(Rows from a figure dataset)

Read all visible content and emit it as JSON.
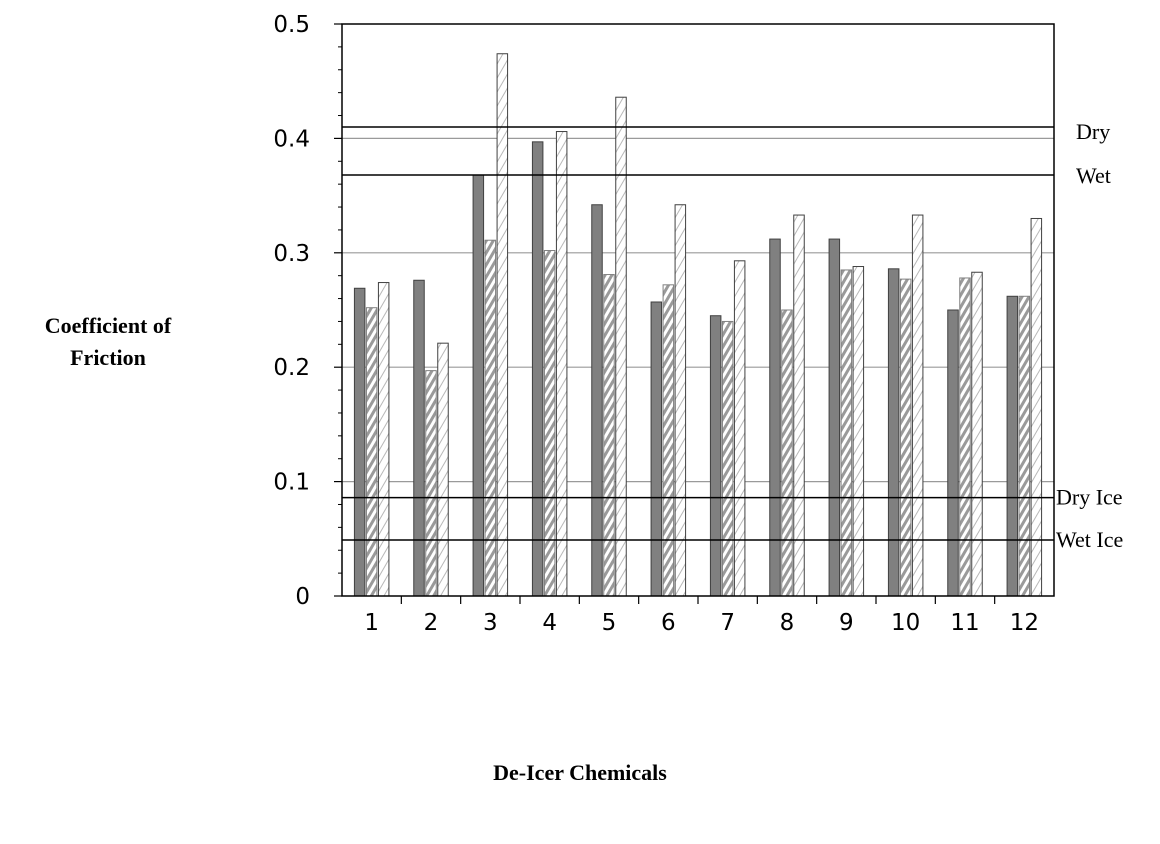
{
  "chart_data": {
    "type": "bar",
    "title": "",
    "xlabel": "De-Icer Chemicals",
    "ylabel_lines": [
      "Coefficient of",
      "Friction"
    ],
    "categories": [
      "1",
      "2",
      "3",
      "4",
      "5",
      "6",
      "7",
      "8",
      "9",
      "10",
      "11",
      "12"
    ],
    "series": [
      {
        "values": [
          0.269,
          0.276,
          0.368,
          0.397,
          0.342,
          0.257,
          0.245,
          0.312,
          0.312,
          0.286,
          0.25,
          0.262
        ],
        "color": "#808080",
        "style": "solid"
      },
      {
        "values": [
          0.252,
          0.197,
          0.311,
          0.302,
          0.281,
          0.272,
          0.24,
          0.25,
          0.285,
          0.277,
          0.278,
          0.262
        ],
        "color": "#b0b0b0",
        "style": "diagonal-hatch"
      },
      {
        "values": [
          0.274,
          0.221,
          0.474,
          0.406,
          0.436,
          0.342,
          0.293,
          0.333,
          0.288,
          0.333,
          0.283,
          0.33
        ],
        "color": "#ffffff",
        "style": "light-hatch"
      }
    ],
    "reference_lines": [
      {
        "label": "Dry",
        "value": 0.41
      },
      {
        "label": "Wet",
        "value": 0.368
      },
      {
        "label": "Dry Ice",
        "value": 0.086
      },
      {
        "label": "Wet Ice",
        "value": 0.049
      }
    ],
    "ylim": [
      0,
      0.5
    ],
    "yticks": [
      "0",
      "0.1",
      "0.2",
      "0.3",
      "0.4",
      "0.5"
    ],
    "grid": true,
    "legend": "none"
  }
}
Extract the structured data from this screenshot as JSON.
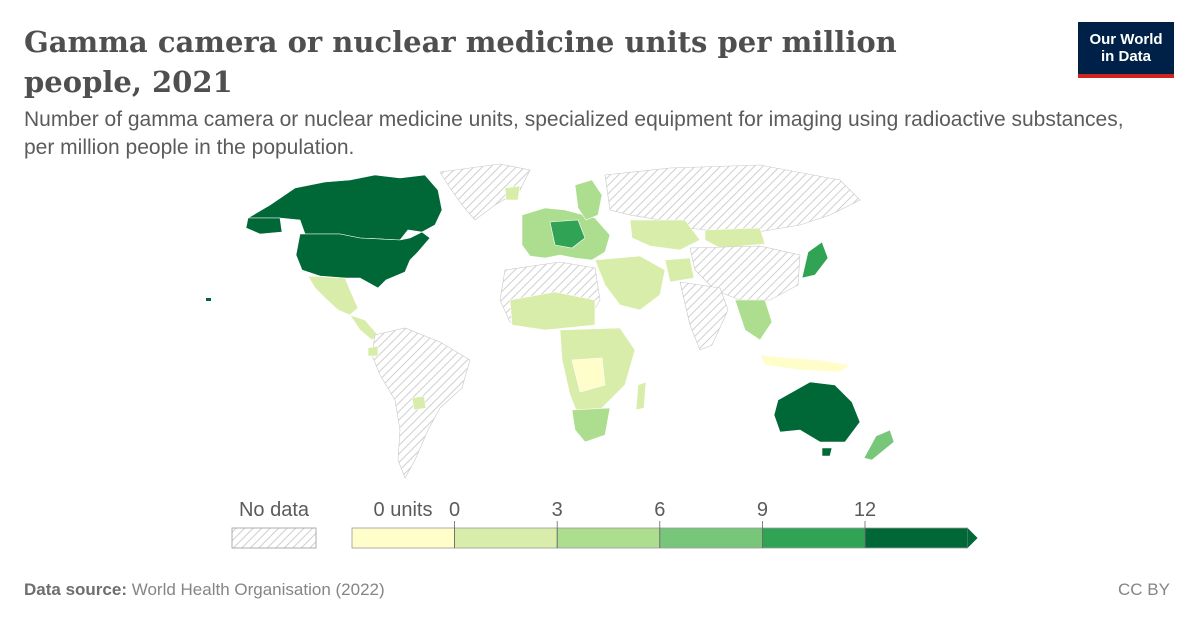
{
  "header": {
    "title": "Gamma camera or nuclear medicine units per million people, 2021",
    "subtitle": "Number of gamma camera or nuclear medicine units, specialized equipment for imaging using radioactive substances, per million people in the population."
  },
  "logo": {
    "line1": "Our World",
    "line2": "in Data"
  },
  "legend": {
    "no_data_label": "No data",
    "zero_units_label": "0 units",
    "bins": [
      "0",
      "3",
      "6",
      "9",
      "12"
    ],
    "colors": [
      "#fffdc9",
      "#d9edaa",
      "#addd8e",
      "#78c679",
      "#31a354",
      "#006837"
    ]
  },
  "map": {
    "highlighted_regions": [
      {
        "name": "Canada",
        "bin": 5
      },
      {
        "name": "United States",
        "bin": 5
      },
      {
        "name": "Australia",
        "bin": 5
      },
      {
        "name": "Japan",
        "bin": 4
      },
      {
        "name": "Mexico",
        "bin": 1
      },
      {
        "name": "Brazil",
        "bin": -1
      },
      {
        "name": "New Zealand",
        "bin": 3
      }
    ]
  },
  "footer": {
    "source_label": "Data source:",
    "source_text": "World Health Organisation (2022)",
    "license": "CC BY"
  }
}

■ **Stated problem**
Identify and extract each line of the listing that contains "hatch".

■ **Response to this exercise**
        "style": "diagonal-hatch"
        "style": "light-hatch"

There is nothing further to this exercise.